**Extracted records**
-=-=-=-=-

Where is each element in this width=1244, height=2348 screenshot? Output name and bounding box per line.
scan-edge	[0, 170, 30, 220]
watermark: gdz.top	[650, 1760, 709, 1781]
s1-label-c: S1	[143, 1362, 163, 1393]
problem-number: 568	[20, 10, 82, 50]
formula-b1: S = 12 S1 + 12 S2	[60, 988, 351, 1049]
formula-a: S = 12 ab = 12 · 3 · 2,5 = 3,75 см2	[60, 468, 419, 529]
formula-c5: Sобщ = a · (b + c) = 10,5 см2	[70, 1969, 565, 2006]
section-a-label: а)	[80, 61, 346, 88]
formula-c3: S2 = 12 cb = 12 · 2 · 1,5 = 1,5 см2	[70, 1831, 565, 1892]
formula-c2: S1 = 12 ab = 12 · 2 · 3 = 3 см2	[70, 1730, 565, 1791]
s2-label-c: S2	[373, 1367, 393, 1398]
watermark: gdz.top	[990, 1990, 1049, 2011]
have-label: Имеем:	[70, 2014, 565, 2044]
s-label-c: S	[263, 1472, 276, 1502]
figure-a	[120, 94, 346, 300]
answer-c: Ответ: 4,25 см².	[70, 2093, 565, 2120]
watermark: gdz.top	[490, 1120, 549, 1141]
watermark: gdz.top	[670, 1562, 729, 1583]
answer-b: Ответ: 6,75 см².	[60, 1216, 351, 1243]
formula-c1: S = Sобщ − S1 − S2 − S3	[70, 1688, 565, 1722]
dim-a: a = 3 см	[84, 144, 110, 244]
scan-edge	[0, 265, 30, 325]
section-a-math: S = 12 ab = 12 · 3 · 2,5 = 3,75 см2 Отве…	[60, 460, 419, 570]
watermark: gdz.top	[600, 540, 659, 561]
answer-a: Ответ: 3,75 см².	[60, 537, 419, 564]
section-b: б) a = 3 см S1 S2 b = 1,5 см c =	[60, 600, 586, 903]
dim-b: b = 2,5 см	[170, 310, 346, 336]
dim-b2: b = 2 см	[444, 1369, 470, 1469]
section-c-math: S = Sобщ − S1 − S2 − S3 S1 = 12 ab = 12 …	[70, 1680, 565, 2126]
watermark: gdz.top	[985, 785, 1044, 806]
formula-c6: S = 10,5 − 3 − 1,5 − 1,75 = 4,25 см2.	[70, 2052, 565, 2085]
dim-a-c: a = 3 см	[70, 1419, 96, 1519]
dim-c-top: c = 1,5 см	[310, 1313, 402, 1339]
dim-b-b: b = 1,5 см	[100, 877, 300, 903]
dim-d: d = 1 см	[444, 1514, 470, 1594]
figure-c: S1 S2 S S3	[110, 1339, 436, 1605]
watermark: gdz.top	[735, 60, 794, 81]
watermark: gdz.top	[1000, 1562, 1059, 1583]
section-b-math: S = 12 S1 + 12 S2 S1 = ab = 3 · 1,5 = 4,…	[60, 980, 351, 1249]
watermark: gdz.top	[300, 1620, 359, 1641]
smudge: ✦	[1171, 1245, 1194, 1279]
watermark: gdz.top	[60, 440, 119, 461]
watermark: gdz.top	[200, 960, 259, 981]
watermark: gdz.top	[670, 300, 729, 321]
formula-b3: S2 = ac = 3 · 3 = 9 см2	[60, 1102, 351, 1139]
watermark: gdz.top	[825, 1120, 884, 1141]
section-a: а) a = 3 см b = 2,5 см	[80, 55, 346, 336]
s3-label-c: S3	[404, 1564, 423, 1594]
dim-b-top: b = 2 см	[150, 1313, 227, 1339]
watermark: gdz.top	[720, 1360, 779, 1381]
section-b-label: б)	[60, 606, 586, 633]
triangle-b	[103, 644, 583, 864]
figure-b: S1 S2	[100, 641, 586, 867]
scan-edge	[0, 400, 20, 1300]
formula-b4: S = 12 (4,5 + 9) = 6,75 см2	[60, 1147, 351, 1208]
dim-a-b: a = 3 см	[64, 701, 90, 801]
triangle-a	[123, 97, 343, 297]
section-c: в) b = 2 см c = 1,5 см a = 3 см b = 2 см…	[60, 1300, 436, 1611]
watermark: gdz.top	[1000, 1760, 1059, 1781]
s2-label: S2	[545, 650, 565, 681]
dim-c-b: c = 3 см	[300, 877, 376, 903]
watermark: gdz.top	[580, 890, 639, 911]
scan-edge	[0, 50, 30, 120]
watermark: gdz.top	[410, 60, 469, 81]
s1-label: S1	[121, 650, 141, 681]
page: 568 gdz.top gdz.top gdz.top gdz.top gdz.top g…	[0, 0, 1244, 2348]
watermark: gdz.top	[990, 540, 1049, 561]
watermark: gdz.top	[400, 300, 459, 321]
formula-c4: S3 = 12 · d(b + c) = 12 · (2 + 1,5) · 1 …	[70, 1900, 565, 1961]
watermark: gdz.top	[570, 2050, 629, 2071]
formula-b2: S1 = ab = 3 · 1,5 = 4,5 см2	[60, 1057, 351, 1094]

-=-=-=-=-

**Exercise brief**
Convert the records above, from their start through the line containing "formula-c5: Sобщ = a", into a JSON list of strings with one string per line, leaving out blank lines.

**Exercise output**
[
  "Where is each element in this width=1244, height=2348 screenshot? Output name and bounding box per line.",
  "scan-edge\t[0, 170, 30, 220]",
  "watermark: gdz.top\t[650, 1760, 709, 1781]",
  "s1-label-c: S1\t[143, 1362, 163, 1393]",
  "problem-number: 568\t[20, 10, 82, 50]",
  "formula-b1: S = 12 S1 + 12 S2\t[60, 988, 351, 1049]",
  "formula-a: S = 12 ab = 12 · 3 · 2,5 = 3,75 см2\t[60, 468, 419, 529]",
  "formula-c5: Sобщ = a · (b + c) = 10,5 см2\t[70, 1969, 565, 2006]"
]